— Problem —
Return the records exactly as they are.

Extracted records
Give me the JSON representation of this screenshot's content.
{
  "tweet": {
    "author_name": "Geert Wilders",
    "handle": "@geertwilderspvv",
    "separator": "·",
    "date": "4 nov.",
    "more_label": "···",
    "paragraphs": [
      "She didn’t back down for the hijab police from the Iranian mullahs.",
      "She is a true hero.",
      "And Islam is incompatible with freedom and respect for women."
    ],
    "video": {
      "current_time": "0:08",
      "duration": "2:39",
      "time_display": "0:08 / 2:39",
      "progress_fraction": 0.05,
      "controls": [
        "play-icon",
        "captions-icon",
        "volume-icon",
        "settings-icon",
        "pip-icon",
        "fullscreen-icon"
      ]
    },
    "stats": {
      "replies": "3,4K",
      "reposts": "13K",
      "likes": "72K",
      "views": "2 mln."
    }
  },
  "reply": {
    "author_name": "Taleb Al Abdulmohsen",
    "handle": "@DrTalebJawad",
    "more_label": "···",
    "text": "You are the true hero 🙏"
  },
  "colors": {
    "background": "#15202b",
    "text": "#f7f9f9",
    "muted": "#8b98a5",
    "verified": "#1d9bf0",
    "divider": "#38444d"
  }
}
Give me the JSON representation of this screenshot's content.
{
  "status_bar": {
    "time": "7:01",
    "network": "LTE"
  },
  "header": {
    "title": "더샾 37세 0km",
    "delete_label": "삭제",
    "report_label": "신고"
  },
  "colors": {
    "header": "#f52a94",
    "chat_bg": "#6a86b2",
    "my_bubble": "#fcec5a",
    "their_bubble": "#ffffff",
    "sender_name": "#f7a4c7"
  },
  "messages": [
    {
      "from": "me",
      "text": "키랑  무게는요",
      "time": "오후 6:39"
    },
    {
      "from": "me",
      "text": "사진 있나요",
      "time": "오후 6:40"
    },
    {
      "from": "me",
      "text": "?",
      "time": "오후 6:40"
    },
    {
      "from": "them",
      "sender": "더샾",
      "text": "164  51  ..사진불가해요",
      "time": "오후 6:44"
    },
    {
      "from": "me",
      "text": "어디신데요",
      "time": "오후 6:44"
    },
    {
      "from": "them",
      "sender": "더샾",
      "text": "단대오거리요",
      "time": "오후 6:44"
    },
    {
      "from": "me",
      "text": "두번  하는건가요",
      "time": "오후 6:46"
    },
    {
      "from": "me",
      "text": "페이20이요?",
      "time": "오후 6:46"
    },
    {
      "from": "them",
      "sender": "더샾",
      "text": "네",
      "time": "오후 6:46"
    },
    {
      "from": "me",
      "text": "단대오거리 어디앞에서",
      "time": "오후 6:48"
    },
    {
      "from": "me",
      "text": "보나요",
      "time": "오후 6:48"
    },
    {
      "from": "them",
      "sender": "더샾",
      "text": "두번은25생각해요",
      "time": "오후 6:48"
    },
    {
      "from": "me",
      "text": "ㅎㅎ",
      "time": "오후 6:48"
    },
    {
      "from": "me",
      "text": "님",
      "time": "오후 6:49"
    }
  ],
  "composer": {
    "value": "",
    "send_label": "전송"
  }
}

— Answer for this exercise —
Give me the JSON representation of this screenshot's content.
{
  "tweet": {
    "author_name": "Geert Wilders",
    "handle": "@geertwilderspvv",
    "separator": "·",
    "date": "4 nov.",
    "more_label": "···",
    "paragraphs": [
      "She didn’t back down for the hijab police from the Iranian mullahs.",
      "She is a true hero.",
      "And Islam is incompatible with freedom and respect for women."
    ],
    "video": {
      "current_time": "0:08",
      "duration": "2:39",
      "time_display": "0:08 / 2:39",
      "progress_fraction": 0.05,
      "controls": [
        "play-icon",
        "captions-icon",
        "volume-icon",
        "settings-icon",
        "pip-icon",
        "fullscreen-icon"
      ]
    },
    "stats": {
      "replies": "3,4K",
      "reposts": "13K",
      "likes": "72K",
      "views": "2 mln."
    }
  },
  "reply": {
    "author_name": "Taleb Al Abdulmohsen",
    "handle": "@DrTalebJawad",
    "more_label": "···",
    "text": "You are the true hero 🙏"
  },
  "colors": {
    "background": "#15202b",
    "text": "#f7f9f9",
    "muted": "#8b98a5",
    "verified": "#1d9bf0",
    "divider": "#38444d"
  }
}
Give me the JSON representation of this screenshot's content.
{
  "status_bar": {
    "time": "7:01",
    "network": "LTE"
  },
  "header": {
    "title": "더샾 37세 0km",
    "delete_label": "삭제",
    "report_label": "신고"
  },
  "colors": {
    "header": "#f52a94",
    "chat_bg": "#6a86b2",
    "my_bubble": "#fcec5a",
    "their_bubble": "#ffffff",
    "sender_name": "#f7a4c7"
  },
  "messages": [
    {
      "from": "me",
      "text": "키랑  무게는요",
      "time": "오후 6:39"
    },
    {
      "from": "me",
      "text": "사진 있나요",
      "time": "오후 6:40"
    },
    {
      "from": "me",
      "text": "?",
      "time": "오후 6:40"
    },
    {
      "from": "them",
      "sender": "더샾",
      "text": "164  51  ..사진불가해요",
      "time": "오후 6:44"
    },
    {
      "from": "me",
      "text": "어디신데요",
      "time": "오후 6:44"
    },
    {
      "from": "them",
      "sender": "더샾",
      "text": "단대오거리요",
      "time": "오후 6:44"
    },
    {
      "from": "me",
      "text": "두번  하는건가요",
      "time": "오후 6:46"
    },
    {
      "from": "me",
      "text": "페이20이요?",
      "time": "오후 6:46"
    },
    {
      "from": "them",
      "sender": "더샾",
      "text": "네",
      "time": "오후 6:46"
    },
    {
      "from": "me",
      "text": "단대오거리 어디앞에서",
      "time": "오후 6:48"
    },
    {
      "from": "me",
      "text": "보나요",
      "time": "오후 6:48"
    },
    {
      "from": "them",
      "sender": "더샾",
      "text": "두번은25생각해요",
      "time": "오후 6:48"
    },
    {
      "from": "me",
      "text": "ㅎㅎ",
      "time": "오후 6:48"
    },
    {
      "from": "me",
      "text": "님",
      "time": "오후 6:49"
    }
  ],
  "composer": {
    "value": "",
    "send_label": "전송"
  }
}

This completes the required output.